■ **DESCRIPTION OF THE TASK**: Write out every entry exactly as given, but omit the pictures.

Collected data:
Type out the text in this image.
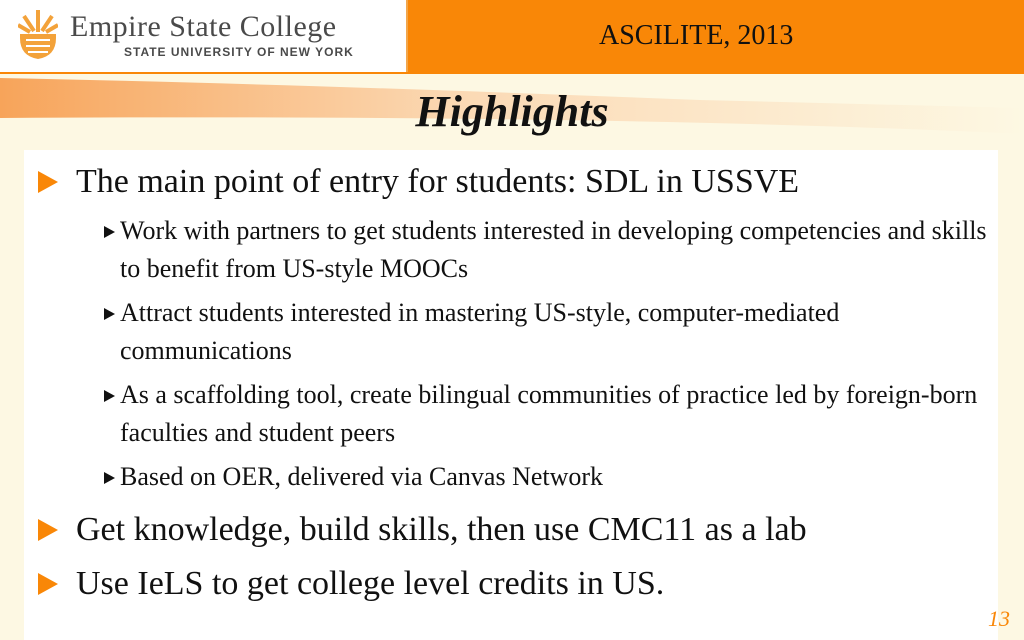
Empire State College
STATE UNIVERSITY OF NEW YORK
ASCILITE, 2013
Highlights
The main point of entry for students: SDL in USSVE
Work with partners to get students interested in developing competencies and skills to benefit from US-style MOOCs
Attract students interested in mastering US-style, computer-mediated communications
As a scaffolding tool, create bilingual communities of practice led by foreign-born faculties and student peers
Based on OER, delivered via Canvas Network
Get knowledge, build skills, then use CMC11 as a lab
Use IeLS to get college level credits in US.
13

■ **RESULT FOR THIS TASK**:
Type out the text in this image.
Empire State College
STATE UNIVERSITY OF NEW YORK
ASCILITE, 2013
Highlights
The main point of entry for students: SDL in USSVE
Work with partners to get students interested in developing competencies and skills to benefit from US-style MOOCs
Attract students interested in mastering US-style, computer-mediated communications
As a scaffolding tool, create bilingual communities of practice led by foreign-born faculties and student peers
Based on OER, delivered via Canvas Network
Get knowledge, build skills, then use CMC11 as a lab
Use IeLS to get college level credits in US.
13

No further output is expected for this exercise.